━━━ Entries provided

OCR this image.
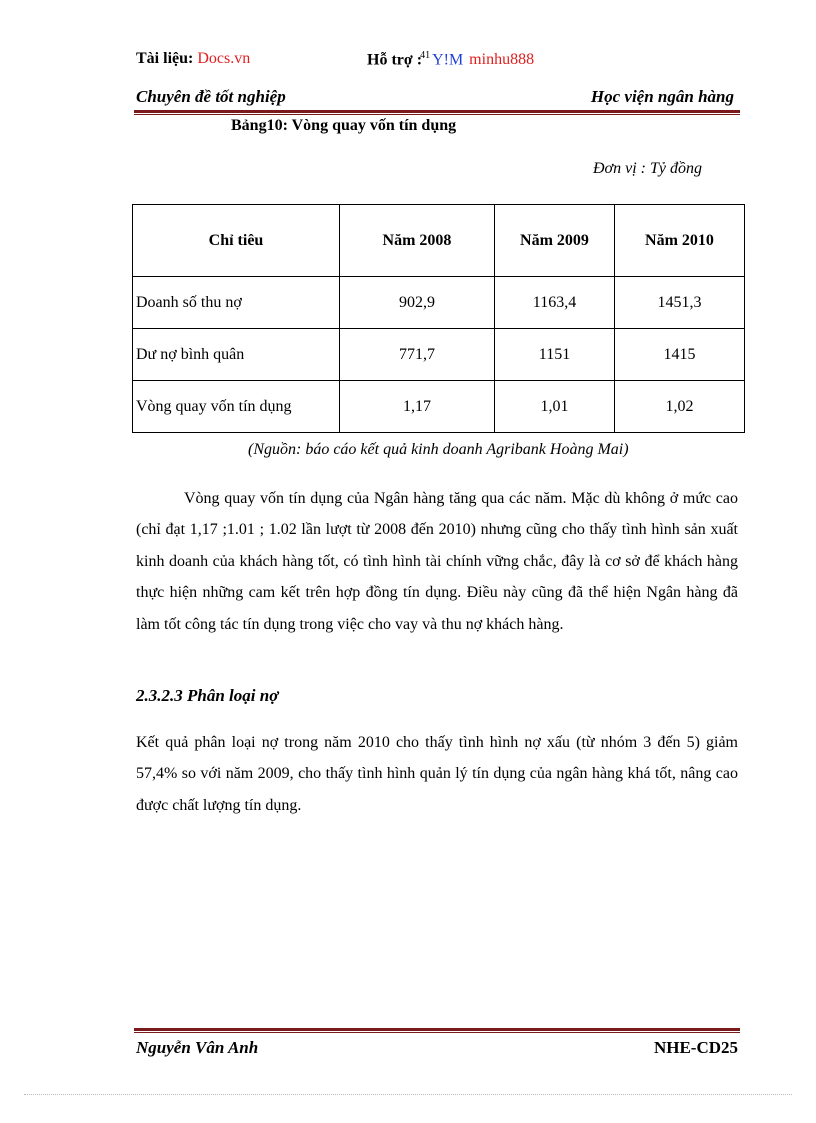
Tài liệu: Docs.vn	Hỗ trợ :$^{41}$ Y!M minhu888
Chuyên đề tốt nghiệp	Học viện ngân hàng
Bảng10: Vòng quay vốn tín dụng
Đơn vị : Tỷ đồng
Chỉ tiêu	Năm 2008	Năm 2009	Năm 2010
Doanh số thu nợ	902,9	1163,4	1451,3
Dư nợ bình quân	771,7	1151	1415
Vòng quay vốn tín dụng	1,17	1,01	1,02
(Nguồn: báo cáo kết quả kinh doanh Agribank Hoàng Mai)
Vòng quay vốn tín dụng của Ngân hàng tăng qua các năm. Mặc dù không ở mức cao (chỉ đạt 1,17 ;1.01 ; 1.02 lần lượt từ 2008 đến 2010) nhưng cũng cho thấy tình hình sản xuất kinh doanh của khách hàng tốt, có tình hình tài chính vững chắc, đây là cơ sở để khách hàng thực hiện những cam kết trên hợp đồng tín dụng. Điều này cũng đã thể hiện Ngân hàng đã làm tốt công tác tín dụng trong việc cho vay và thu nợ khách hàng.
2.3.2.3 Phân loại nợ
Kết quả phân loại nợ trong năm 2010 cho thấy tình hình nợ xấu (từ nhóm 3 đến 5) giảm 57,4% so với năm 2009, cho thấy tình hình quản lý tín dụng của ngân hàng khá tốt, nâng cao được chất lượng tín dụng.
Nguyễn Vân Anh	NHE-CD25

━━━━━━

Transcribe the listing above verbatim. Omit the pictures.

Response for this exercise
OCR this image.
Tài liệu: Docs.vn	Hỗ trợ :$^{41}$ Y!M minhu888
Chuyên đề tốt nghiệp	Học viện ngân hàng
Bảng10: Vòng quay vốn tín dụng
Đơn vị : Tỷ đồng
Chỉ tiêu	Năm 2008	Năm 2009	Năm 2010
Doanh số thu nợ	902,9	1163,4	1451,3
Dư nợ bình quân	771,7	1151	1415
Vòng quay vốn tín dụng	1,17	1,01	1,02
(Nguồn: báo cáo kết quả kinh doanh Agribank Hoàng Mai)
Vòng quay vốn tín dụng của Ngân hàng tăng qua các năm. Mặc dù không ở mức cao (chỉ đạt 1,17 ;1.01 ; 1.02 lần lượt từ 2008 đến 2010) nhưng cũng cho thấy tình hình sản xuất kinh doanh của khách hàng tốt, có tình hình tài chính vững chắc, đây là cơ sở để khách hàng thực hiện những cam kết trên hợp đồng tín dụng. Điều này cũng đã thể hiện Ngân hàng đã làm tốt công tác tín dụng trong việc cho vay và thu nợ khách hàng.
2.3.2.3 Phân loại nợ
Kết quả phân loại nợ trong năm 2010 cho thấy tình hình nợ xấu (từ nhóm 3 đến 5) giảm 57,4% so với năm 2009, cho thấy tình hình quản lý tín dụng của ngân hàng khá tốt, nâng cao được chất lượng tín dụng.
Nguyễn Vân Anh	NHE-CD25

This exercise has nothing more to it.